** start of Material provided **

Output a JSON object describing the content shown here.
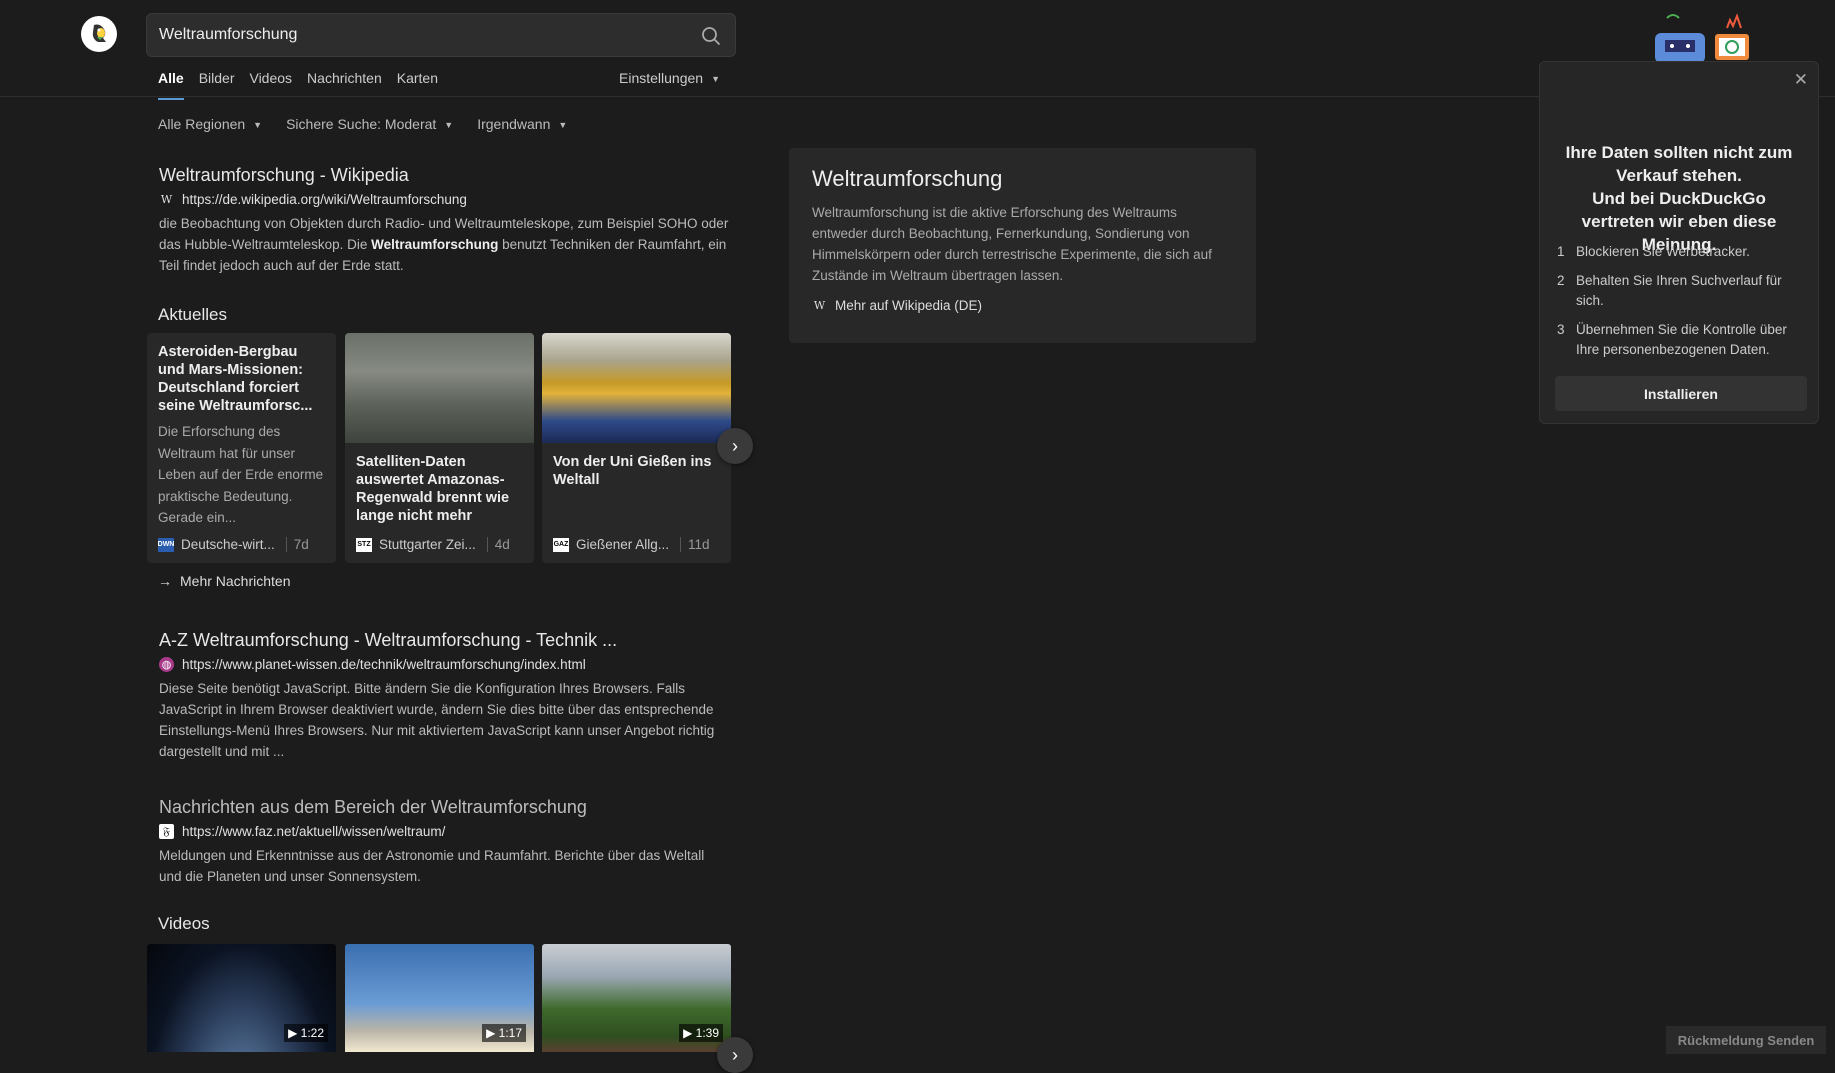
{
  "search": {
    "query": "Weltraumforschung"
  },
  "tabs": [
    {
      "label": "Alle",
      "active": true
    },
    {
      "label": "Bilder"
    },
    {
      "label": "Videos"
    },
    {
      "label": "Nachrichten"
    },
    {
      "label": "Karten"
    }
  ],
  "settings_label": "Einstellungen",
  "filters": {
    "region": "Alle Regionen",
    "safe": "Sichere Suche: Moderat",
    "time": "Irgendwann"
  },
  "results": [
    {
      "title": "Weltraumforschung - Wikipedia",
      "url": "https://de.wikipedia.org/wiki/Weltraumforschung",
      "snippet_pre": "die Beobachtung von Objekten durch Radio- und Weltraumteleskope, zum Beispiel SOHO oder das Hubble-Weltraumteleskop. Die ",
      "snippet_bold": "Weltraumforschung",
      "snippet_post": " benutzt Techniken der Raumfahrt, ein Teil findet jedoch auch auf der Erde statt."
    },
    {
      "title": "A-Z Weltraumforschung - Weltraumforschung - Technik ...",
      "url": "https://www.planet-wissen.de/technik/weltraumforschung/index.html",
      "snippet": "Diese Seite benötigt JavaScript. Bitte ändern Sie die Konfiguration Ihres Browsers. Falls JavaScript in Ihrem Browser deaktiviert wurde, ändern Sie dies bitte über das entsprechende Einstellungs-Menü Ihres Browsers. Nur mit aktiviertem JavaScript kann unser Angebot richtig dargestellt und mit ..."
    },
    {
      "title": "Nachrichten aus dem Bereich der Weltraumforschung",
      "url": "https://www.faz.net/aktuell/wissen/weltraum/",
      "snippet": "Meldungen und Erkenntnisse aus der Astronomie und Raumfahrt. Berichte über das Weltall und die Planeten und unser Sonnensystem."
    }
  ],
  "news_heading": "Aktuelles",
  "news": [
    {
      "title": "Asteroiden-Bergbau und Mars-Missionen: Deutschland forciert seine Weltraumforsc...",
      "snippet": "Die Erforschung des Weltraum hat für unser Leben auf der Erde enorme praktische Bedeutung. Gerade ein...",
      "source": "Deutsche-wirt...",
      "source_icon": "DWN",
      "age": "7d"
    },
    {
      "title": "Satelliten-Daten auswertet Amazonas-Regenwald brennt wie lange nicht mehr",
      "source": "Stuttgarter Zei...",
      "source_icon": "STZ",
      "age": "4d"
    },
    {
      "title": "Von der Uni Gießen ins Weltall",
      "source": "Gießener Allg...",
      "source_icon": "GAZ",
      "age": "11d"
    }
  ],
  "more_news": "Mehr Nachrichten",
  "videos_heading": "Videos",
  "videos": [
    {
      "duration": "1:22"
    },
    {
      "duration": "1:17"
    },
    {
      "duration": "1:39"
    }
  ],
  "knowledge": {
    "title": "Weltraumforschung",
    "snippet": "Weltraumforschung ist die aktive Erforschung des Weltraums entweder durch Beobachtung, Fernerkundung, Sondierung von Himmelskörpern oder durch terrestrische Experimente, die sich auf Zustände im Weltraum übertragen lassen.",
    "more": "Mehr auf Wikipedia (DE)"
  },
  "promo": {
    "title_line1": "Ihre Daten sollten nicht zum Verkauf stehen.",
    "title_line2": "Und bei DuckDuckGo vertreten wir eben diese Meinung.",
    "items": [
      {
        "num": "1",
        "text": "Blockieren Sie Werbetracker."
      },
      {
        "num": "2",
        "text": "Behalten Sie Ihren Suchverlauf für sich."
      },
      {
        "num": "3",
        "text": "Übernehmen Sie die Kontrolle über Ihre personenbezogenen Daten."
      }
    ],
    "install": "Installieren"
  },
  "feedback": "Rückmeldung Senden"
}
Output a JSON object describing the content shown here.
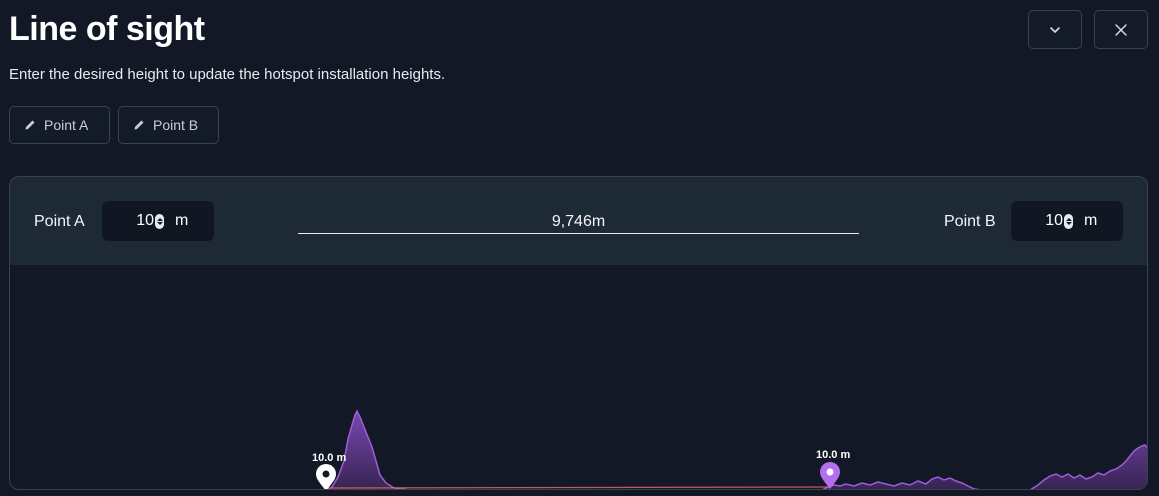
{
  "header": {
    "title": "Line of sight",
    "subtitle": "Enter the desired height to update the hotspot installation heights."
  },
  "window_controls": {
    "collapse_icon": "chevron-down-icon",
    "close_icon": "close-icon"
  },
  "edit_buttons": [
    {
      "label": "Point A",
      "icon": "pencil-icon"
    },
    {
      "label": "Point B",
      "icon": "pencil-icon"
    }
  ],
  "heights": {
    "point_a": {
      "label": "Point A",
      "value": "10",
      "unit": "m"
    },
    "point_b": {
      "label": "Point B",
      "value": "10",
      "unit": "m"
    }
  },
  "distance": "9,746m",
  "profile": {
    "marker_a_label": "10.0 m",
    "marker_b_label": "10.0 m",
    "marker_a_color": "#ffffff",
    "marker_b_color": "#b36ef0",
    "terrain_color": "#7b45b0",
    "sightline_color": "#e0685a"
  }
}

** end of Material provided **

**The task:**
Copy everything in the records above except the pictures, exactly as written.

**Written answer:**
Output a JSON object describing the content shown here.
{
  "search": {
    "query": "Weltraumforschung"
  },
  "tabs": [
    {
      "label": "Alle",
      "active": true
    },
    {
      "label": "Bilder"
    },
    {
      "label": "Videos"
    },
    {
      "label": "Nachrichten"
    },
    {
      "label": "Karten"
    }
  ],
  "settings_label": "Einstellungen",
  "filters": {
    "region": "Alle Regionen",
    "safe": "Sichere Suche: Moderat",
    "time": "Irgendwann"
  },
  "results": [
    {
      "title": "Weltraumforschung - Wikipedia",
      "url": "https://de.wikipedia.org/wiki/Weltraumforschung",
      "snippet_pre": "die Beobachtung von Objekten durch Radio- und Weltraumteleskope, zum Beispiel SOHO oder das Hubble-Weltraumteleskop. Die ",
      "snippet_bold": "Weltraumforschung",
      "snippet_post": " benutzt Techniken der Raumfahrt, ein Teil findet jedoch auch auf der Erde statt."
    },
    {
      "title": "A-Z Weltraumforschung - Weltraumforschung - Technik ...",
      "url": "https://www.planet-wissen.de/technik/weltraumforschung/index.html",
      "snippet": "Diese Seite benötigt JavaScript. Bitte ändern Sie die Konfiguration Ihres Browsers. Falls JavaScript in Ihrem Browser deaktiviert wurde, ändern Sie dies bitte über das entsprechende Einstellungs-Menü Ihres Browsers. Nur mit aktiviertem JavaScript kann unser Angebot richtig dargestellt und mit ..."
    },
    {
      "title": "Nachrichten aus dem Bereich der Weltraumforschung",
      "url": "https://www.faz.net/aktuell/wissen/weltraum/",
      "snippet": "Meldungen und Erkenntnisse aus der Astronomie und Raumfahrt. Berichte über das Weltall und die Planeten und unser Sonnensystem."
    }
  ],
  "news_heading": "Aktuelles",
  "news": [
    {
      "title": "Asteroiden-Bergbau und Mars-Missionen: Deutschland forciert seine Weltraumforsc...",
      "snippet": "Die Erforschung des Weltraum hat für unser Leben auf der Erde enorme praktische Bedeutung. Gerade ein...",
      "source": "Deutsche-wirt...",
      "source_icon": "DWN",
      "age": "7d"
    },
    {
      "title": "Satelliten-Daten auswertet Amazonas-Regenwald brennt wie lange nicht mehr",
      "source": "Stuttgarter Zei...",
      "source_icon": "STZ",
      "age": "4d"
    },
    {
      "title": "Von der Uni Gießen ins Weltall",
      "source": "Gießener Allg...",
      "source_icon": "GAZ",
      "age": "11d"
    }
  ],
  "more_news": "Mehr Nachrichten",
  "videos_heading": "Videos",
  "videos": [
    {
      "duration": "1:22"
    },
    {
      "duration": "1:17"
    },
    {
      "duration": "1:39"
    }
  ],
  "knowledge": {
    "title": "Weltraumforschung",
    "snippet": "Weltraumforschung ist die aktive Erforschung des Weltraums entweder durch Beobachtung, Fernerkundung, Sondierung von Himmelskörpern oder durch terrestrische Experimente, die sich auf Zustände im Weltraum übertragen lassen.",
    "more": "Mehr auf Wikipedia (DE)"
  },
  "promo": {
    "title_line1": "Ihre Daten sollten nicht zum Verkauf stehen.",
    "title_line2": "Und bei DuckDuckGo vertreten wir eben diese Meinung.",
    "items": [
      {
        "num": "1",
        "text": "Blockieren Sie Werbetracker."
      },
      {
        "num": "2",
        "text": "Behalten Sie Ihren Suchverlauf für sich."
      },
      {
        "num": "3",
        "text": "Übernehmen Sie die Kontrolle über Ihre personenbezogenen Daten."
      }
    ],
    "install": "Installieren"
  },
  "feedback": "Rückmeldung Senden"
}
Output a JSON object describing the content shown here.
{
  "header": {
    "title": "Line of sight",
    "subtitle": "Enter the desired height to update the hotspot installation heights."
  },
  "window_controls": {
    "collapse_icon": "chevron-down-icon",
    "close_icon": "close-icon"
  },
  "edit_buttons": [
    {
      "label": "Point A",
      "icon": "pencil-icon"
    },
    {
      "label": "Point B",
      "icon": "pencil-icon"
    }
  ],
  "heights": {
    "point_a": {
      "label": "Point A",
      "value": "10",
      "unit": "m"
    },
    "point_b": {
      "label": "Point B",
      "value": "10",
      "unit": "m"
    }
  },
  "distance": "9,746m",
  "profile": {
    "marker_a_label": "10.0 m",
    "marker_b_label": "10.0 m",
    "marker_a_color": "#ffffff",
    "marker_b_color": "#b36ef0",
    "terrain_color": "#7b45b0",
    "sightline_color": "#e0685a"
  }
}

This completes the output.